• Dataset items
○ ○ ○ ○ ○ ○ ○

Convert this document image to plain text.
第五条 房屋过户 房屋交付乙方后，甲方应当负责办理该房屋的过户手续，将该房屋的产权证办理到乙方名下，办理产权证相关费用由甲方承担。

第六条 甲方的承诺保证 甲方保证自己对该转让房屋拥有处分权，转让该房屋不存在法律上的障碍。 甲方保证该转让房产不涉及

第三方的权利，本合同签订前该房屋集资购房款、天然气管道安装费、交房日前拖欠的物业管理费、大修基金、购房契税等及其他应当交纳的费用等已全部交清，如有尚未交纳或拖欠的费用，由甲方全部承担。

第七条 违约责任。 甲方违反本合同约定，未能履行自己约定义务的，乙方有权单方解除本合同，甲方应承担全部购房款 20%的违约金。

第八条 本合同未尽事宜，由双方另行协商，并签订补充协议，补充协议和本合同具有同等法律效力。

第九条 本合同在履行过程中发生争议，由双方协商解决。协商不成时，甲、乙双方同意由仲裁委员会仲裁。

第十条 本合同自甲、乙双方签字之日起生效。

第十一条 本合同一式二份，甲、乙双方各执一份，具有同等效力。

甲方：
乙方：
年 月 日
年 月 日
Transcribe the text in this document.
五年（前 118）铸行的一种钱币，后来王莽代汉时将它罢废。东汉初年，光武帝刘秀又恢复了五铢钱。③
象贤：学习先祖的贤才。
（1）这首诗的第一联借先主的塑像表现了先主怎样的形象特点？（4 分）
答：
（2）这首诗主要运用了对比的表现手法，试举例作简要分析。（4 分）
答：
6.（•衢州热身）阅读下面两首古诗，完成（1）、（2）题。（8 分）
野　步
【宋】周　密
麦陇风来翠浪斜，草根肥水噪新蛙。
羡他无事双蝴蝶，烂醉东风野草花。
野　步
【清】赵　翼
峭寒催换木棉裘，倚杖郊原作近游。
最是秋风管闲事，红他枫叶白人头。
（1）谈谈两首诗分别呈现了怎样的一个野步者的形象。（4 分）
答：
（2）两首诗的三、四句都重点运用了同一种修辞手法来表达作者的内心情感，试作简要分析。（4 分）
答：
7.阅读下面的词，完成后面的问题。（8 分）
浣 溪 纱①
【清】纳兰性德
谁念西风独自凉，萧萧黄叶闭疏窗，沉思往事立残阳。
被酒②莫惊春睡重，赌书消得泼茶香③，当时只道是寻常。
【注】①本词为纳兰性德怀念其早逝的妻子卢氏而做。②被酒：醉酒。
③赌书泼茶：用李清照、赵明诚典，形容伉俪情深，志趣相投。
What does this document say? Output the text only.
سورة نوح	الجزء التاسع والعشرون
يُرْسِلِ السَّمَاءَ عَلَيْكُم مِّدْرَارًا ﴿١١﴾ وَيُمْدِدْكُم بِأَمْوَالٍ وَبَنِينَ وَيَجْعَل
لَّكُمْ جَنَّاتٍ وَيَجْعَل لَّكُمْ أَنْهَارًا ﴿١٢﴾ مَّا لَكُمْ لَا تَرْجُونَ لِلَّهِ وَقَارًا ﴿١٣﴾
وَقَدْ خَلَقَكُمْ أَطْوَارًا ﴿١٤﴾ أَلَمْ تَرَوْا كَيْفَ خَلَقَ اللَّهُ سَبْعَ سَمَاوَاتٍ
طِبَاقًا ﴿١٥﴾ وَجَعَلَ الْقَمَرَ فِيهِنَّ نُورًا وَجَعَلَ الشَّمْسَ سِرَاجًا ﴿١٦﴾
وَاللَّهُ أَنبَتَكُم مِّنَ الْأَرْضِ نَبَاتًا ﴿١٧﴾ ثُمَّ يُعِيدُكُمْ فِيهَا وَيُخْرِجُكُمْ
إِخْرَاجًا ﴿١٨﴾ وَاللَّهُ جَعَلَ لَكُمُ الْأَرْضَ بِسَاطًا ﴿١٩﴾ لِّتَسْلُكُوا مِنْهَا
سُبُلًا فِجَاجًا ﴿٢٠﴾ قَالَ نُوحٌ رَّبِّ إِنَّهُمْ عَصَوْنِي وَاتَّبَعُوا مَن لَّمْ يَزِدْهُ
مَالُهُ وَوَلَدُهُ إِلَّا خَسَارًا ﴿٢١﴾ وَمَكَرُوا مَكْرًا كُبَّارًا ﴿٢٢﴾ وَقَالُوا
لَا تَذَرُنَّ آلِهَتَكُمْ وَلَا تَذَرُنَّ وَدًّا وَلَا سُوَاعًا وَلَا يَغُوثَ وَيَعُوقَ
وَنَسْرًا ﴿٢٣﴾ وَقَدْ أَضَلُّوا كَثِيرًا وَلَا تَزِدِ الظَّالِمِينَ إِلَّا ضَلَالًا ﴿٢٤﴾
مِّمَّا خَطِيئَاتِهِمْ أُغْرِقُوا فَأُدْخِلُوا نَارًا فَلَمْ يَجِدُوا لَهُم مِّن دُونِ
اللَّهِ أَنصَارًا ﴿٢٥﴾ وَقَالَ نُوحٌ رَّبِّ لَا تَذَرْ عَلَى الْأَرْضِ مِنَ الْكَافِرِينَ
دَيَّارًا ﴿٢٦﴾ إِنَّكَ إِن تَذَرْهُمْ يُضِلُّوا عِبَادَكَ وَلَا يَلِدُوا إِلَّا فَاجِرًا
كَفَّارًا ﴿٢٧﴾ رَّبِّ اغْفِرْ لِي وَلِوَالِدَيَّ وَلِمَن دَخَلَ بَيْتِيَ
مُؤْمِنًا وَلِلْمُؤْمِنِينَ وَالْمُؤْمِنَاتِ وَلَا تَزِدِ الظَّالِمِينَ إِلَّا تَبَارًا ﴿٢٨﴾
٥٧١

○ ○ ○ ○ ○ ○ ○

• SHORT TASK
Return all lines containing "text".

• WRITTEN RESPONSE
Convert this document image to plain text.
Transcribe the text in this document.
What does this document say? Output the text only.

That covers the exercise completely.